▸ **Exercise prompt**: Faithfully return all lines, omitting every embedded picture.

▸ **Extracted records**:
+---+

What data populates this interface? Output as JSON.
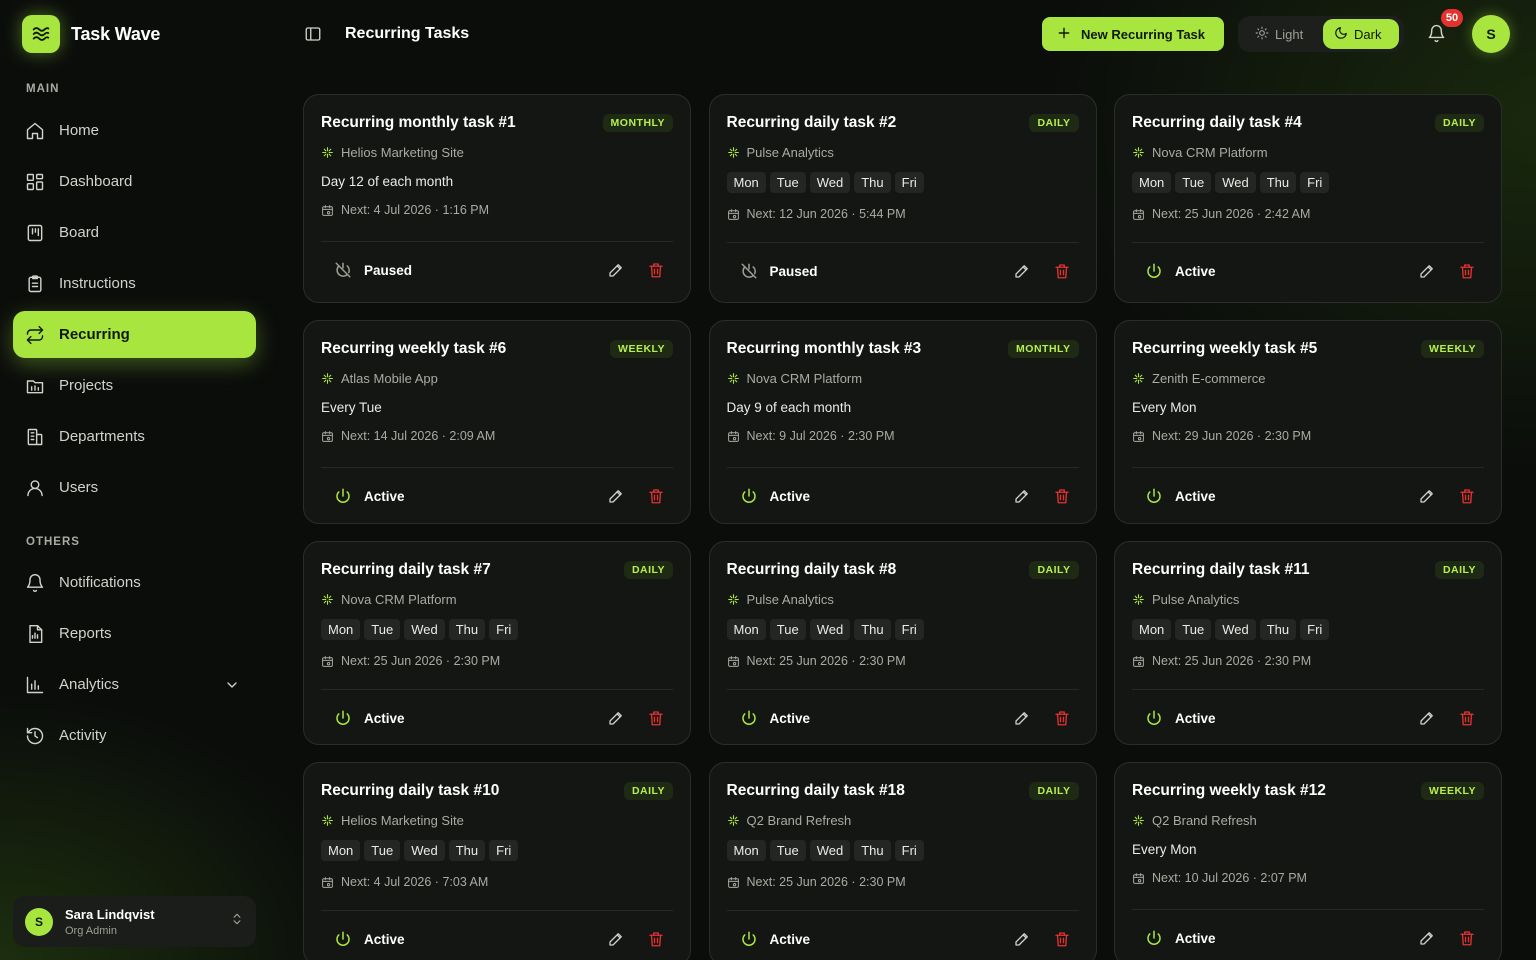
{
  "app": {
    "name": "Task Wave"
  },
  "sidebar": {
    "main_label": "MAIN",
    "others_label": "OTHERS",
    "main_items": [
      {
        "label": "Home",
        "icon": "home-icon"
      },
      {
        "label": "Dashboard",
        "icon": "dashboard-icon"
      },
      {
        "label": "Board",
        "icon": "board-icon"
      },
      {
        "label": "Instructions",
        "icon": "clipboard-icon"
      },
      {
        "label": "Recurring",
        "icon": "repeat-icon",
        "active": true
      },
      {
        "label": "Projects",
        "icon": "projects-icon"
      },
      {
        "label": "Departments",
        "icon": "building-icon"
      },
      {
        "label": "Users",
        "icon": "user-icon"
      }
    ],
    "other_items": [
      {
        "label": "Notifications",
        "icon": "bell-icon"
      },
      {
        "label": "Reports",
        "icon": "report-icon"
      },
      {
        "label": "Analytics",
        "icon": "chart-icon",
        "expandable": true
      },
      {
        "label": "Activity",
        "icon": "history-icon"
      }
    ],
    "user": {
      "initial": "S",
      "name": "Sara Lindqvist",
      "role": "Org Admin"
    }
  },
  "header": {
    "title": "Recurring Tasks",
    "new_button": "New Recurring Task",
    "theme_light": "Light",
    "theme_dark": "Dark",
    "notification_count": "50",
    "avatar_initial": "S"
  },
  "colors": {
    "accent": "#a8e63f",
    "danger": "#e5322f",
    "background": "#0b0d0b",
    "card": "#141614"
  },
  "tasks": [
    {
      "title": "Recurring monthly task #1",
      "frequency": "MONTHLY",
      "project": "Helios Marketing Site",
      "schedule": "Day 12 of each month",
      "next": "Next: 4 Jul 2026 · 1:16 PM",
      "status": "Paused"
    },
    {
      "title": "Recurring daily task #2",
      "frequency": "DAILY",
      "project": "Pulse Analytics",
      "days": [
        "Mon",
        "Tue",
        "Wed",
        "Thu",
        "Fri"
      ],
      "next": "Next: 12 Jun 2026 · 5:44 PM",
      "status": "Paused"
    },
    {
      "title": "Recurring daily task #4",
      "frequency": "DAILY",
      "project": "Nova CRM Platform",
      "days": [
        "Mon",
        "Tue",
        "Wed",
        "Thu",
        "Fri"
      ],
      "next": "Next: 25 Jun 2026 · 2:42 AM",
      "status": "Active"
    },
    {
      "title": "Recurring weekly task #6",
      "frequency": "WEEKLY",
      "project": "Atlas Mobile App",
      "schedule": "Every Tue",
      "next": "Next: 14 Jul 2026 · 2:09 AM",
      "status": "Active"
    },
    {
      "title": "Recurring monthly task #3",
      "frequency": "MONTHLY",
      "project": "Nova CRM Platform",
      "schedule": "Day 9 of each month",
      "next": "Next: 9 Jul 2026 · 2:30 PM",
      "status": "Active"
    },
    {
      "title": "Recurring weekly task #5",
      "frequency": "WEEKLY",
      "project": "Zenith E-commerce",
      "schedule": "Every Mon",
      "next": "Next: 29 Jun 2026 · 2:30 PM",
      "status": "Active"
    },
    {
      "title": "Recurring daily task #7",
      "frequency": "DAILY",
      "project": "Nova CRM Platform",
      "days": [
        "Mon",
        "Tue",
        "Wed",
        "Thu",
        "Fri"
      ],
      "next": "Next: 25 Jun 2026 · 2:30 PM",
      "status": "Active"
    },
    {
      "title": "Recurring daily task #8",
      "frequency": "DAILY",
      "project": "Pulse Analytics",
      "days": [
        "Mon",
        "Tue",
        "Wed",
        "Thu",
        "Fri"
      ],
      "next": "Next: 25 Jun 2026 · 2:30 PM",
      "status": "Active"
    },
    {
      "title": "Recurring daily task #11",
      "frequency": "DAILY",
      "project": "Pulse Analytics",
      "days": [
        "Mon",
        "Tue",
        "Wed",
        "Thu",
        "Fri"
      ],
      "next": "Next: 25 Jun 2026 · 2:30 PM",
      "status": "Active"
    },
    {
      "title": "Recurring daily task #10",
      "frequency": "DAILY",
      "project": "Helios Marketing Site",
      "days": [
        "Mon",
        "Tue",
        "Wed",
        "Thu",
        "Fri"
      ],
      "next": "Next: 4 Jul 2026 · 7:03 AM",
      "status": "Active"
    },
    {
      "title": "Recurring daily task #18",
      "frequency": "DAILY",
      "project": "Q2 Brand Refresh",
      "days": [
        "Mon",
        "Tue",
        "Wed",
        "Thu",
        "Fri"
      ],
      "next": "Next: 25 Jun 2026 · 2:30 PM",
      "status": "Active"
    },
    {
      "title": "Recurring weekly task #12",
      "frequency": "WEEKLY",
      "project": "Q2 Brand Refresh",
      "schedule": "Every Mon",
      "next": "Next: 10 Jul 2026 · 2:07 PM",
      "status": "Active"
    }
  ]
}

+---+

▸ **Answer to the problem**:
What data populates this interface? Output as JSON.
{
  "app": {
    "name": "Task Wave"
  },
  "sidebar": {
    "main_label": "MAIN",
    "others_label": "OTHERS",
    "main_items": [
      {
        "label": "Home",
        "icon": "home-icon"
      },
      {
        "label": "Dashboard",
        "icon": "dashboard-icon"
      },
      {
        "label": "Board",
        "icon": "board-icon"
      },
      {
        "label": "Instructions",
        "icon": "clipboard-icon"
      },
      {
        "label": "Recurring",
        "icon": "repeat-icon",
        "active": true
      },
      {
        "label": "Projects",
        "icon": "projects-icon"
      },
      {
        "label": "Departments",
        "icon": "building-icon"
      },
      {
        "label": "Users",
        "icon": "user-icon"
      }
    ],
    "other_items": [
      {
        "label": "Notifications",
        "icon": "bell-icon"
      },
      {
        "label": "Reports",
        "icon": "report-icon"
      },
      {
        "label": "Analytics",
        "icon": "chart-icon",
        "expandable": true
      },
      {
        "label": "Activity",
        "icon": "history-icon"
      }
    ],
    "user": {
      "initial": "S",
      "name": "Sara Lindqvist",
      "role": "Org Admin"
    }
  },
  "header": {
    "title": "Recurring Tasks",
    "new_button": "New Recurring Task",
    "theme_light": "Light",
    "theme_dark": "Dark",
    "notification_count": "50",
    "avatar_initial": "S"
  },
  "colors": {
    "accent": "#a8e63f",
    "danger": "#e5322f",
    "background": "#0b0d0b",
    "card": "#141614"
  },
  "tasks": [
    {
      "title": "Recurring monthly task #1",
      "frequency": "MONTHLY",
      "project": "Helios Marketing Site",
      "schedule": "Day 12 of each month",
      "next": "Next: 4 Jul 2026 · 1:16 PM",
      "status": "Paused"
    },
    {
      "title": "Recurring daily task #2",
      "frequency": "DAILY",
      "project": "Pulse Analytics",
      "days": [
        "Mon",
        "Tue",
        "Wed",
        "Thu",
        "Fri"
      ],
      "next": "Next: 12 Jun 2026 · 5:44 PM",
      "status": "Paused"
    },
    {
      "title": "Recurring daily task #4",
      "frequency": "DAILY",
      "project": "Nova CRM Platform",
      "days": [
        "Mon",
        "Tue",
        "Wed",
        "Thu",
        "Fri"
      ],
      "next": "Next: 25 Jun 2026 · 2:42 AM",
      "status": "Active"
    },
    {
      "title": "Recurring weekly task #6",
      "frequency": "WEEKLY",
      "project": "Atlas Mobile App",
      "schedule": "Every Tue",
      "next": "Next: 14 Jul 2026 · 2:09 AM",
      "status": "Active"
    },
    {
      "title": "Recurring monthly task #3",
      "frequency": "MONTHLY",
      "project": "Nova CRM Platform",
      "schedule": "Day 9 of each month",
      "next": "Next: 9 Jul 2026 · 2:30 PM",
      "status": "Active"
    },
    {
      "title": "Recurring weekly task #5",
      "frequency": "WEEKLY",
      "project": "Zenith E-commerce",
      "schedule": "Every Mon",
      "next": "Next: 29 Jun 2026 · 2:30 PM",
      "status": "Active"
    },
    {
      "title": "Recurring daily task #7",
      "frequency": "DAILY",
      "project": "Nova CRM Platform",
      "days": [
        "Mon",
        "Tue",
        "Wed",
        "Thu",
        "Fri"
      ],
      "next": "Next: 25 Jun 2026 · 2:30 PM",
      "status": "Active"
    },
    {
      "title": "Recurring daily task #8",
      "frequency": "DAILY",
      "project": "Pulse Analytics",
      "days": [
        "Mon",
        "Tue",
        "Wed",
        "Thu",
        "Fri"
      ],
      "next": "Next: 25 Jun 2026 · 2:30 PM",
      "status": "Active"
    },
    {
      "title": "Recurring daily task #11",
      "frequency": "DAILY",
      "project": "Pulse Analytics",
      "days": [
        "Mon",
        "Tue",
        "Wed",
        "Thu",
        "Fri"
      ],
      "next": "Next: 25 Jun 2026 · 2:30 PM",
      "status": "Active"
    },
    {
      "title": "Recurring daily task #10",
      "frequency": "DAILY",
      "project": "Helios Marketing Site",
      "days": [
        "Mon",
        "Tue",
        "Wed",
        "Thu",
        "Fri"
      ],
      "next": "Next: 4 Jul 2026 · 7:03 AM",
      "status": "Active"
    },
    {
      "title": "Recurring daily task #18",
      "frequency": "DAILY",
      "project": "Q2 Brand Refresh",
      "days": [
        "Mon",
        "Tue",
        "Wed",
        "Thu",
        "Fri"
      ],
      "next": "Next: 25 Jun 2026 · 2:30 PM",
      "status": "Active"
    },
    {
      "title": "Recurring weekly task #12",
      "frequency": "WEEKLY",
      "project": "Q2 Brand Refresh",
      "schedule": "Every Mon",
      "next": "Next: 10 Jul 2026 · 2:07 PM",
      "status": "Active"
    }
  ]
}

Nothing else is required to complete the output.